Written request
Output only the count of lines that contain "time".

Collection entries:
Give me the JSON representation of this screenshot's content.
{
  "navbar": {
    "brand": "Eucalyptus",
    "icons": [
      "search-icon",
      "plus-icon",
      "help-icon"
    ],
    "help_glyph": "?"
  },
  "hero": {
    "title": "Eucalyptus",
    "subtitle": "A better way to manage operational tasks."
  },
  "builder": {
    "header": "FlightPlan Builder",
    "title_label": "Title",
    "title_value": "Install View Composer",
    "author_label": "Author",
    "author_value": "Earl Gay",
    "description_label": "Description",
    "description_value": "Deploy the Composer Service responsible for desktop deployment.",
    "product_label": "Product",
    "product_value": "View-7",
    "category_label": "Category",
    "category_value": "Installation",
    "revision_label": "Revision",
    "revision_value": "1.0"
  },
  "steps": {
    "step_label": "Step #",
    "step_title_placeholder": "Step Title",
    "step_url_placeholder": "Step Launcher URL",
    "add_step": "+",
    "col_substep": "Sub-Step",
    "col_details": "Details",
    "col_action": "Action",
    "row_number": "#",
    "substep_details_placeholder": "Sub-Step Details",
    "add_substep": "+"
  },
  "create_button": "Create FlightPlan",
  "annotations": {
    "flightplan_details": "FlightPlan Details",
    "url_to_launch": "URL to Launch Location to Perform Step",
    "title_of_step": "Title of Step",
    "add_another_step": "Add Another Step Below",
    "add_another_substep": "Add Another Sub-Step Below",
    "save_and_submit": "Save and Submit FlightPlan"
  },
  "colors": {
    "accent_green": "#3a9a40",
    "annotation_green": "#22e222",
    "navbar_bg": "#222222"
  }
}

...

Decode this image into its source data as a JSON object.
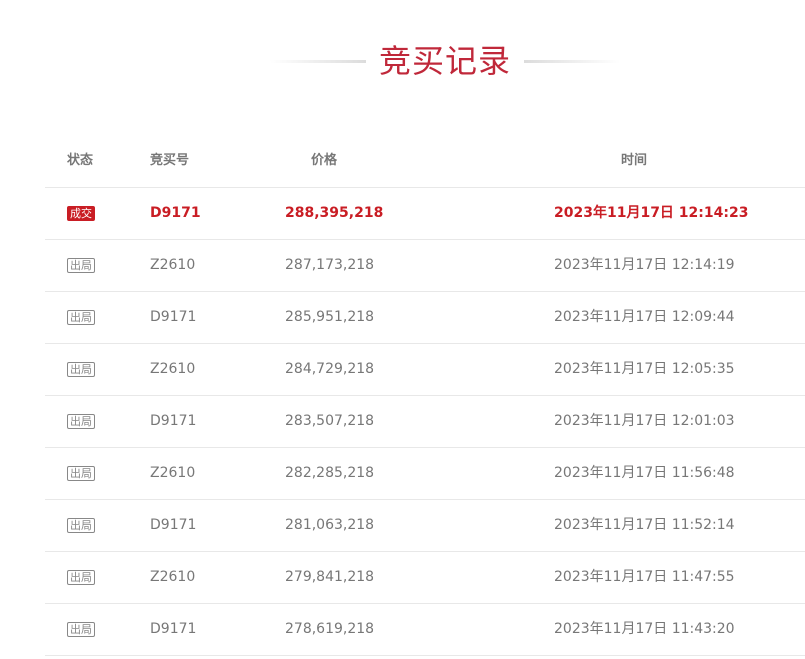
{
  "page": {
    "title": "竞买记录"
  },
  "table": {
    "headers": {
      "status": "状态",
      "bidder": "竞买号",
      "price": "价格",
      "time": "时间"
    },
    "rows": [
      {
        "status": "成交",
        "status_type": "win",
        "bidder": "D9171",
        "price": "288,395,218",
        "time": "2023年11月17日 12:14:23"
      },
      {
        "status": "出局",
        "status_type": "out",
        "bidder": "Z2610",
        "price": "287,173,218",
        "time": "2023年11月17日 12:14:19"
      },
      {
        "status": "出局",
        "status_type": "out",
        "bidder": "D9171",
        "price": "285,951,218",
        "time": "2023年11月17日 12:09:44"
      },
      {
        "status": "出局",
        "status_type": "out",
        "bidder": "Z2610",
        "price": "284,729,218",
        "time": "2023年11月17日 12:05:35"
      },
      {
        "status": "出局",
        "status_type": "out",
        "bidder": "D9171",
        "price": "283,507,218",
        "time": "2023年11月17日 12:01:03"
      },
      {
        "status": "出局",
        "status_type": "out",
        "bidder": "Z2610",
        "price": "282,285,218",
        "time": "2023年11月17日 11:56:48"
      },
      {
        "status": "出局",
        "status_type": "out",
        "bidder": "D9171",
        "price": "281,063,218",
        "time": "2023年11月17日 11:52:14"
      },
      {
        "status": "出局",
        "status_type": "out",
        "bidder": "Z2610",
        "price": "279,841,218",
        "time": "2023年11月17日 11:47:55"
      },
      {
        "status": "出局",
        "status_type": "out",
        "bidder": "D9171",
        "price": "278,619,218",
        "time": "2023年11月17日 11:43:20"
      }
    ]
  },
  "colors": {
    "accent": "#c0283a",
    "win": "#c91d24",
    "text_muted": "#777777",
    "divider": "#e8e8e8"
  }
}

...

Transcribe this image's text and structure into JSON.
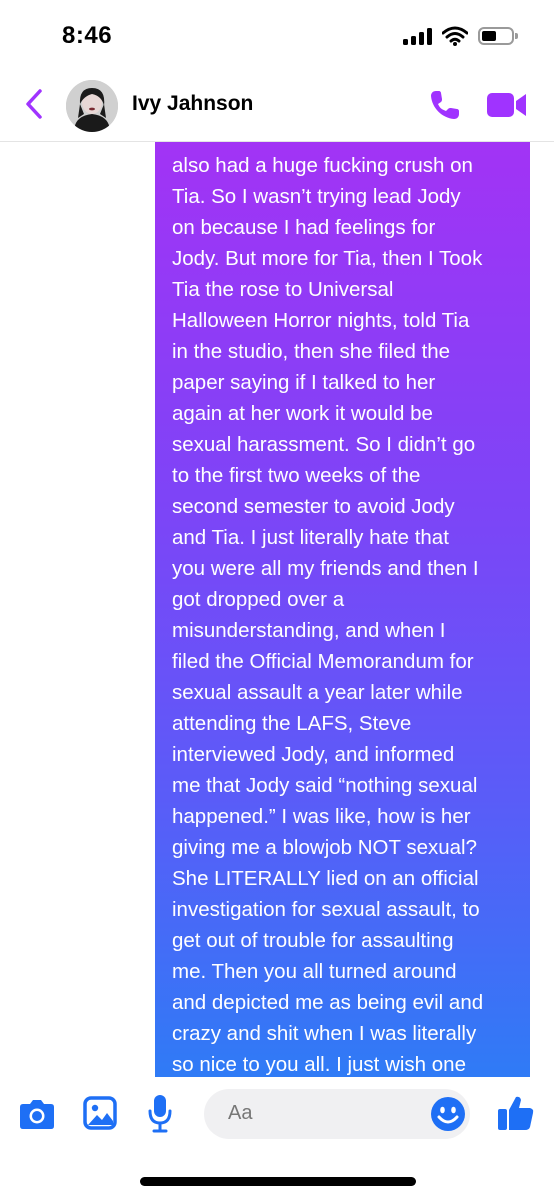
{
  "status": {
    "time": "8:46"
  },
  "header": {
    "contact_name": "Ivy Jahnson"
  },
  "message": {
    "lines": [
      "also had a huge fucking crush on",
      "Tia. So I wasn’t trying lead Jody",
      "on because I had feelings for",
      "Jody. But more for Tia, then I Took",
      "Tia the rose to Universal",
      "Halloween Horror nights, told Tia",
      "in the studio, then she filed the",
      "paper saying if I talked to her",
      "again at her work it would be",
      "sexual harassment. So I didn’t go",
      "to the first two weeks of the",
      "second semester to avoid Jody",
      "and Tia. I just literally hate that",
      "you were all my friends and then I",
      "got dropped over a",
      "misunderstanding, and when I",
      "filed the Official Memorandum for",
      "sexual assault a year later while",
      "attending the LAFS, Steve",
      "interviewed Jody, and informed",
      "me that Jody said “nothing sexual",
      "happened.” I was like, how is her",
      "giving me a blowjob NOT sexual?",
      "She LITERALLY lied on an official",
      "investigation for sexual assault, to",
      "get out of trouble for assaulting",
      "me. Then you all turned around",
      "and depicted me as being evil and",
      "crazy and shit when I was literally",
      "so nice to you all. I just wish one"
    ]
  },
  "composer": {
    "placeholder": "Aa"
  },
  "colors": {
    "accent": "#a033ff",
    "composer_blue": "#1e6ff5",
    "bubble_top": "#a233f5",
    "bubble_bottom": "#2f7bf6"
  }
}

Answer to the task
11